Exercise requirements:
Below are records to transcribe exactly, without their pictures.

Entries supplied:

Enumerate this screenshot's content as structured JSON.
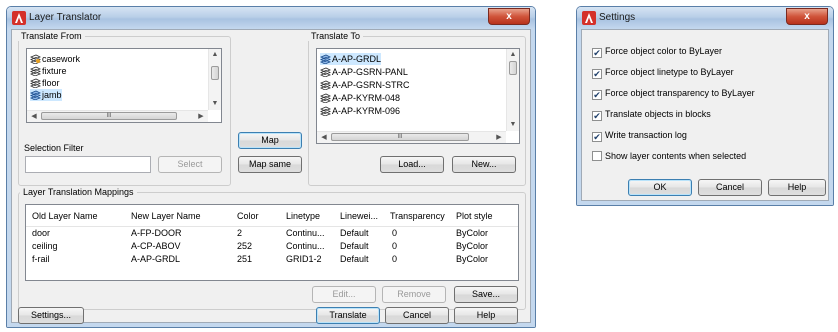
{
  "translator": {
    "title": "Layer Translator",
    "close_glyph": "x",
    "translate_from": {
      "label": "Translate From",
      "items": [
        "casework",
        "fixture",
        "floor",
        "jamb"
      ],
      "scroll_mid": "III"
    },
    "translate_to": {
      "label": "Translate To",
      "items": [
        "A-AP-GRDL",
        "A-AP-GSRN-PANL",
        "A-AP-GSRN-STRC",
        "A-AP-KYRM-048",
        "A-AP-KYRM-096"
      ],
      "scroll_mid": "III"
    },
    "selection_filter": {
      "label": "Selection Filter",
      "value": "",
      "select_label": "Select"
    },
    "map_label": "Map",
    "map_same_label": "Map same",
    "load_label": "Load...",
    "new_label": "New...",
    "mappings": {
      "label": "Layer Translation Mappings",
      "columns": [
        "Old Layer Name",
        "New Layer Name",
        "Color",
        "Linetype",
        "Linewei...",
        "Transparency",
        "Plot style"
      ],
      "rows": [
        [
          "door",
          "A-FP-DOOR",
          "2",
          "Continu...",
          "Default",
          "0",
          "ByColor"
        ],
        [
          "ceiling",
          "A-CP-ABOV",
          "252",
          "Continu...",
          "Default",
          "0",
          "ByColor"
        ],
        [
          "f-rail",
          "A-AP-GRDL",
          "251",
          "GRID1-2",
          "Default",
          "0",
          "ByColor"
        ]
      ]
    },
    "edit_label": "Edit...",
    "remove_label": "Remove",
    "save_label": "Save...",
    "settings_label": "Settings...",
    "translate_label": "Translate",
    "cancel_label": "Cancel",
    "help_label": "Help"
  },
  "settings": {
    "title": "Settings",
    "close_glyph": "x",
    "options": [
      {
        "label": "Force object color to ByLayer",
        "checked": true
      },
      {
        "label": "Force object linetype to ByLayer",
        "checked": true
      },
      {
        "label": "Force object transparency to ByLayer",
        "checked": true
      },
      {
        "label": "Translate objects in blocks",
        "checked": true
      },
      {
        "label": "Write transaction log",
        "checked": true
      },
      {
        "label": "Show layer contents when selected",
        "checked": false
      }
    ],
    "ok_label": "OK",
    "cancel_label": "Cancel",
    "help_label": "Help"
  },
  "colors": {
    "accent": "#3c7fb1",
    "close_red": "#c8402a",
    "selection": "#cde8ff",
    "icon_red": "#d4302a"
  }
}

Reply:
Enumerate this screenshot's content as structured JSON.
{
  "translator": {
    "title": "Layer Translator",
    "close_glyph": "x",
    "translate_from": {
      "label": "Translate From",
      "items": [
        "casework",
        "fixture",
        "floor",
        "jamb"
      ],
      "scroll_mid": "III"
    },
    "translate_to": {
      "label": "Translate To",
      "items": [
        "A-AP-GRDL",
        "A-AP-GSRN-PANL",
        "A-AP-GSRN-STRC",
        "A-AP-KYRM-048",
        "A-AP-KYRM-096"
      ],
      "scroll_mid": "III"
    },
    "selection_filter": {
      "label": "Selection Filter",
      "value": "",
      "select_label": "Select"
    },
    "map_label": "Map",
    "map_same_label": "Map same",
    "load_label": "Load...",
    "new_label": "New...",
    "mappings": {
      "label": "Layer Translation Mappings",
      "columns": [
        "Old Layer Name",
        "New Layer Name",
        "Color",
        "Linetype",
        "Linewei...",
        "Transparency",
        "Plot style"
      ],
      "rows": [
        [
          "door",
          "A-FP-DOOR",
          "2",
          "Continu...",
          "Default",
          "0",
          "ByColor"
        ],
        [
          "ceiling",
          "A-CP-ABOV",
          "252",
          "Continu...",
          "Default",
          "0",
          "ByColor"
        ],
        [
          "f-rail",
          "A-AP-GRDL",
          "251",
          "GRID1-2",
          "Default",
          "0",
          "ByColor"
        ]
      ]
    },
    "edit_label": "Edit...",
    "remove_label": "Remove",
    "save_label": "Save...",
    "settings_label": "Settings...",
    "translate_label": "Translate",
    "cancel_label": "Cancel",
    "help_label": "Help"
  },
  "settings": {
    "title": "Settings",
    "close_glyph": "x",
    "options": [
      {
        "label": "Force object color to ByLayer",
        "checked": true
      },
      {
        "label": "Force object linetype to ByLayer",
        "checked": true
      },
      {
        "label": "Force object transparency to ByLayer",
        "checked": true
      },
      {
        "label": "Translate objects in blocks",
        "checked": true
      },
      {
        "label": "Write transaction log",
        "checked": true
      },
      {
        "label": "Show layer contents when selected",
        "checked": false
      }
    ],
    "ok_label": "OK",
    "cancel_label": "Cancel",
    "help_label": "Help"
  },
  "colors": {
    "accent": "#3c7fb1",
    "close_red": "#c8402a",
    "selection": "#cde8ff",
    "icon_red": "#d4302a"
  }
}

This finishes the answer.